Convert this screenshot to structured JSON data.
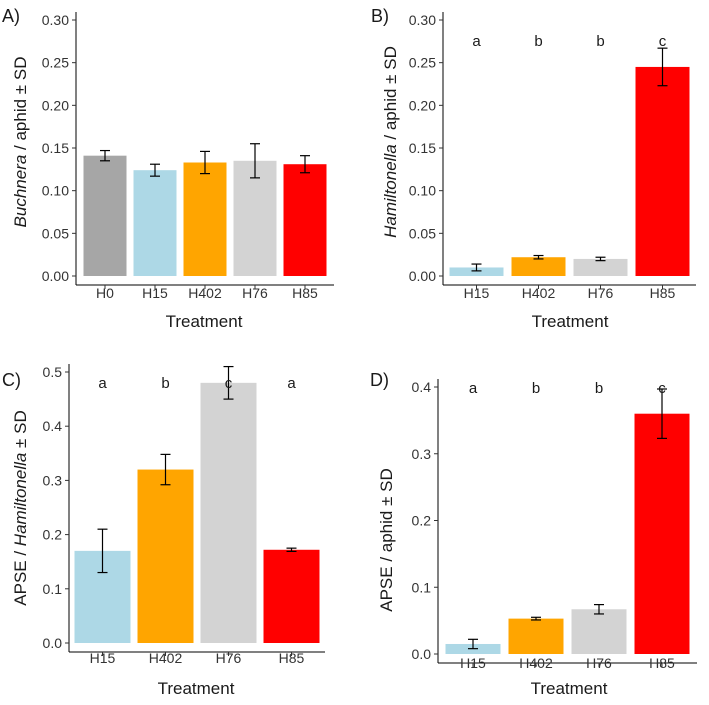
{
  "chart_data": [
    {
      "type": "bar",
      "panel_label": "A)",
      "title": "",
      "xlabel": "Treatment",
      "ylabel_italic": "Buchnera",
      "ylabel_rest": " / aphid ± SD",
      "ylim": [
        0,
        0.3
      ],
      "yticks": [
        "0.00",
        "0.05",
        "0.10",
        "0.15",
        "0.20",
        "0.25",
        "0.30"
      ],
      "categories": [
        "H0",
        "H15",
        "H402",
        "H76",
        "H85"
      ],
      "values": [
        0.141,
        0.124,
        0.133,
        0.135,
        0.131
      ],
      "errors": [
        0.006,
        0.007,
        0.013,
        0.02,
        0.01
      ],
      "colors": [
        "#a6a6a6",
        "#add8e6",
        "#ffa500",
        "#d3d3d3",
        "#ff0000"
      ],
      "significance_letters": []
    },
    {
      "type": "bar",
      "panel_label": "B)",
      "title": "",
      "xlabel": "Treatment",
      "ylabel_italic": "Hamiltonella",
      "ylabel_rest": " / aphid ± SD",
      "ylim": [
        0,
        0.3
      ],
      "yticks": [
        "0.00",
        "0.05",
        "0.10",
        "0.15",
        "0.20",
        "0.25",
        "0.30"
      ],
      "categories": [
        "H15",
        "H402",
        "H76",
        "H85"
      ],
      "values": [
        0.01,
        0.022,
        0.02,
        0.245
      ],
      "errors": [
        0.004,
        0.002,
        0.002,
        0.022
      ],
      "colors": [
        "#add8e6",
        "#ffa500",
        "#d3d3d3",
        "#ff0000"
      ],
      "significance_letters": [
        "a",
        "b",
        "b",
        "c"
      ]
    },
    {
      "type": "bar",
      "panel_label": "C)",
      "title": "",
      "xlabel": "Treatment",
      "ylabel_prefix": "APSE / ",
      "ylabel_italic": "Hamiltonella",
      "ylabel_rest": " ± SD",
      "ylim": [
        0,
        0.5
      ],
      "yticks": [
        "0.0",
        "0.1",
        "0.2",
        "0.3",
        "0.4",
        "0.5"
      ],
      "categories": [
        "H15",
        "H402",
        "H76",
        "H85"
      ],
      "values": [
        0.17,
        0.32,
        0.48,
        0.172
      ],
      "errors": [
        0.04,
        0.028,
        0.03,
        0.003
      ],
      "colors": [
        "#add8e6",
        "#ffa500",
        "#d3d3d3",
        "#ff0000"
      ],
      "significance_letters": [
        "a",
        "b",
        "c",
        "a"
      ]
    },
    {
      "type": "bar",
      "panel_label": "D)",
      "title": "",
      "xlabel": "Treatment",
      "ylabel_prefix": "APSE / aphid ± SD",
      "ylim": [
        0,
        0.4
      ],
      "yticks": [
        "0.0",
        "0.1",
        "0.2",
        "0.3",
        "0.4"
      ],
      "categories": [
        "H15",
        "H402",
        "H76",
        "H85"
      ],
      "values": [
        0.015,
        0.053,
        0.067,
        0.36
      ],
      "errors": [
        0.007,
        0.002,
        0.007,
        0.037
      ],
      "colors": [
        "#add8e6",
        "#ffa500",
        "#d3d3d3",
        "#ff0000"
      ],
      "significance_letters": [
        "a",
        "b",
        "b",
        "c"
      ]
    }
  ]
}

━━━━━━━━━━━━━━━━━━━━

Objective →
Each record must be quoted in full and exactly. Do not include the pictures.

Answer in full →
Convert this screenshot to structured JSON data.
{
  "chart_data": [
    {
      "type": "bar",
      "panel_label": "A)",
      "title": "",
      "xlabel": "Treatment",
      "ylabel_italic": "Buchnera",
      "ylabel_rest": " / aphid ± SD",
      "ylim": [
        0,
        0.3
      ],
      "yticks": [
        "0.00",
        "0.05",
        "0.10",
        "0.15",
        "0.20",
        "0.25",
        "0.30"
      ],
      "categories": [
        "H0",
        "H15",
        "H402",
        "H76",
        "H85"
      ],
      "values": [
        0.141,
        0.124,
        0.133,
        0.135,
        0.131
      ],
      "errors": [
        0.006,
        0.007,
        0.013,
        0.02,
        0.01
      ],
      "colors": [
        "#a6a6a6",
        "#add8e6",
        "#ffa500",
        "#d3d3d3",
        "#ff0000"
      ],
      "significance_letters": []
    },
    {
      "type": "bar",
      "panel_label": "B)",
      "title": "",
      "xlabel": "Treatment",
      "ylabel_italic": "Hamiltonella",
      "ylabel_rest": " / aphid ± SD",
      "ylim": [
        0,
        0.3
      ],
      "yticks": [
        "0.00",
        "0.05",
        "0.10",
        "0.15",
        "0.20",
        "0.25",
        "0.30"
      ],
      "categories": [
        "H15",
        "H402",
        "H76",
        "H85"
      ],
      "values": [
        0.01,
        0.022,
        0.02,
        0.245
      ],
      "errors": [
        0.004,
        0.002,
        0.002,
        0.022
      ],
      "colors": [
        "#add8e6",
        "#ffa500",
        "#d3d3d3",
        "#ff0000"
      ],
      "significance_letters": [
        "a",
        "b",
        "b",
        "c"
      ]
    },
    {
      "type": "bar",
      "panel_label": "C)",
      "title": "",
      "xlabel": "Treatment",
      "ylabel_prefix": "APSE / ",
      "ylabel_italic": "Hamiltonella",
      "ylabel_rest": " ± SD",
      "ylim": [
        0,
        0.5
      ],
      "yticks": [
        "0.0",
        "0.1",
        "0.2",
        "0.3",
        "0.4",
        "0.5"
      ],
      "categories": [
        "H15",
        "H402",
        "H76",
        "H85"
      ],
      "values": [
        0.17,
        0.32,
        0.48,
        0.172
      ],
      "errors": [
        0.04,
        0.028,
        0.03,
        0.003
      ],
      "colors": [
        "#add8e6",
        "#ffa500",
        "#d3d3d3",
        "#ff0000"
      ],
      "significance_letters": [
        "a",
        "b",
        "c",
        "a"
      ]
    },
    {
      "type": "bar",
      "panel_label": "D)",
      "title": "",
      "xlabel": "Treatment",
      "ylabel_prefix": "APSE / aphid ± SD",
      "ylim": [
        0,
        0.4
      ],
      "yticks": [
        "0.0",
        "0.1",
        "0.2",
        "0.3",
        "0.4"
      ],
      "categories": [
        "H15",
        "H402",
        "H76",
        "H85"
      ],
      "values": [
        0.015,
        0.053,
        0.067,
        0.36
      ],
      "errors": [
        0.007,
        0.002,
        0.007,
        0.037
      ],
      "colors": [
        "#add8e6",
        "#ffa500",
        "#d3d3d3",
        "#ff0000"
      ],
      "significance_letters": [
        "a",
        "b",
        "b",
        "c"
      ]
    }
  ]
}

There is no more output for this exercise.